**RECORDS FOR THIS EXERCISE:**
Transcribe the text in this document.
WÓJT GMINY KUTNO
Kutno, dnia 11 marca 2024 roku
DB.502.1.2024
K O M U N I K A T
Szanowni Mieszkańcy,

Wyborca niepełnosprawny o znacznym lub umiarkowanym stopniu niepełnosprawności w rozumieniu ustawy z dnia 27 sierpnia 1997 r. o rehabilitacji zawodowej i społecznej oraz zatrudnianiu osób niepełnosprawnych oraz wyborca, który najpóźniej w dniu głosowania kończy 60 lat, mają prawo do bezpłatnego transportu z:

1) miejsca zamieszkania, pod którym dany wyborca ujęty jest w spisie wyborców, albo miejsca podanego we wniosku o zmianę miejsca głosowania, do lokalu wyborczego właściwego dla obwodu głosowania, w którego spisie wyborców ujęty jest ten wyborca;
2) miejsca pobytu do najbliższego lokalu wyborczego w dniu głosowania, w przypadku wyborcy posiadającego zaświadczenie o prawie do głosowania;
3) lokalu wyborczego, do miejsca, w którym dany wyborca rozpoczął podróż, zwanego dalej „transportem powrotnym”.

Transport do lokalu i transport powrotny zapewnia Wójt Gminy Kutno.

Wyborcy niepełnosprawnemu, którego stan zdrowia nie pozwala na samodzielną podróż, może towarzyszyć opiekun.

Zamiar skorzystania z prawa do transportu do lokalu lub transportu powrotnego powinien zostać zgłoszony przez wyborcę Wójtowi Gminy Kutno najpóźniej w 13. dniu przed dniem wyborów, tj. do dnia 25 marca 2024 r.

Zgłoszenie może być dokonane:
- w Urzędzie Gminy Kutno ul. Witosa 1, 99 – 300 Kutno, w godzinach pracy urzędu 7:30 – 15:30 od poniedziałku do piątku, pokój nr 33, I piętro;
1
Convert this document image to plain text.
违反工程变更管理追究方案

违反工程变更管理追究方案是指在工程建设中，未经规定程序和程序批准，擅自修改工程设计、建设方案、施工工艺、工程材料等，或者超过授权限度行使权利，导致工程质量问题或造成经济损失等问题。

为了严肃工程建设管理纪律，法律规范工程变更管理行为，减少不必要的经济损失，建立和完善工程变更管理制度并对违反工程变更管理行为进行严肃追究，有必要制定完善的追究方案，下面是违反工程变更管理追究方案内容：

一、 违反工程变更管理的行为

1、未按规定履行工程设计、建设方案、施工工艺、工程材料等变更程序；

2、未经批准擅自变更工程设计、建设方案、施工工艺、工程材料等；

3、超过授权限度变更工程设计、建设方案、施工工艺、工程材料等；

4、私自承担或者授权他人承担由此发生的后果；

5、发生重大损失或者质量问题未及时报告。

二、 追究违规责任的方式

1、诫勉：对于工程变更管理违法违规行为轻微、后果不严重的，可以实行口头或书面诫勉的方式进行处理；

**EXERCISE AIM:**
Copy out the material word for word and line for line.

**FINISHED TASK:**
Transcribe the text in this document.
WÓJT GMINY KUTNO
Kutno, dnia 11 marca 2024 roku
DB.502.1.2024
K O M U N I K A T
Szanowni Mieszkańcy,

Wyborca niepełnosprawny o znacznym lub umiarkowanym stopniu niepełnosprawności w rozumieniu ustawy z dnia 27 sierpnia 1997 r. o rehabilitacji zawodowej i społecznej oraz zatrudnianiu osób niepełnosprawnych oraz wyborca, który najpóźniej w dniu głosowania kończy 60 lat, mają prawo do bezpłatnego transportu z:

1) miejsca zamieszkania, pod którym dany wyborca ujęty jest w spisie wyborców, albo miejsca podanego we wniosku o zmianę miejsca głosowania, do lokalu wyborczego właściwego dla obwodu głosowania, w którego spisie wyborców ujęty jest ten wyborca;
2) miejsca pobytu do najbliższego lokalu wyborczego w dniu głosowania, w przypadku wyborcy posiadającego zaświadczenie o prawie do głosowania;
3) lokalu wyborczego, do miejsca, w którym dany wyborca rozpoczął podróż, zwanego dalej „transportem powrotnym”.

Transport do lokalu i transport powrotny zapewnia Wójt Gminy Kutno.

Wyborcy niepełnosprawnemu, którego stan zdrowia nie pozwala na samodzielną podróż, może towarzyszyć opiekun.

Zamiar skorzystania z prawa do transportu do lokalu lub transportu powrotnego powinien zostać zgłoszony przez wyborcę Wójtowi Gminy Kutno najpóźniej w 13. dniu przed dniem wyborów, tj. do dnia 25 marca 2024 r.

Zgłoszenie może być dokonane:
- w Urzędzie Gminy Kutno ul. Witosa 1, 99 – 300 Kutno, w godzinach pracy urzędu 7:30 – 15:30 od poniedziałku do piątku, pokój nr 33, I piętro;
1
Convert this document image to plain text.
违反工程变更管理追究方案

违反工程变更管理追究方案是指在工程建设中，未经规定程序和程序批准，擅自修改工程设计、建设方案、施工工艺、工程材料等，或者超过授权限度行使权利，导致工程质量问题或造成经济损失等问题。

为了严肃工程建设管理纪律，法律规范工程变更管理行为，减少不必要的经济损失，建立和完善工程变更管理制度并对违反工程变更管理行为进行严肃追究，有必要制定完善的追究方案，下面是违反工程变更管理追究方案内容：

一、 违反工程变更管理的行为

1、未按规定履行工程设计、建设方案、施工工艺、工程材料等变更程序；

2、未经批准擅自变更工程设计、建设方案、施工工艺、工程材料等；

3、超过授权限度变更工程设计、建设方案、施工工艺、工程材料等；

4、私自承担或者授权他人承担由此发生的后果；

5、发生重大损失或者质量问题未及时报告。

二、 追究违规责任的方式

1、诫勉：对于工程变更管理违法违规行为轻微、后果不严重的，可以实行口头或书面诫勉的方式进行处理；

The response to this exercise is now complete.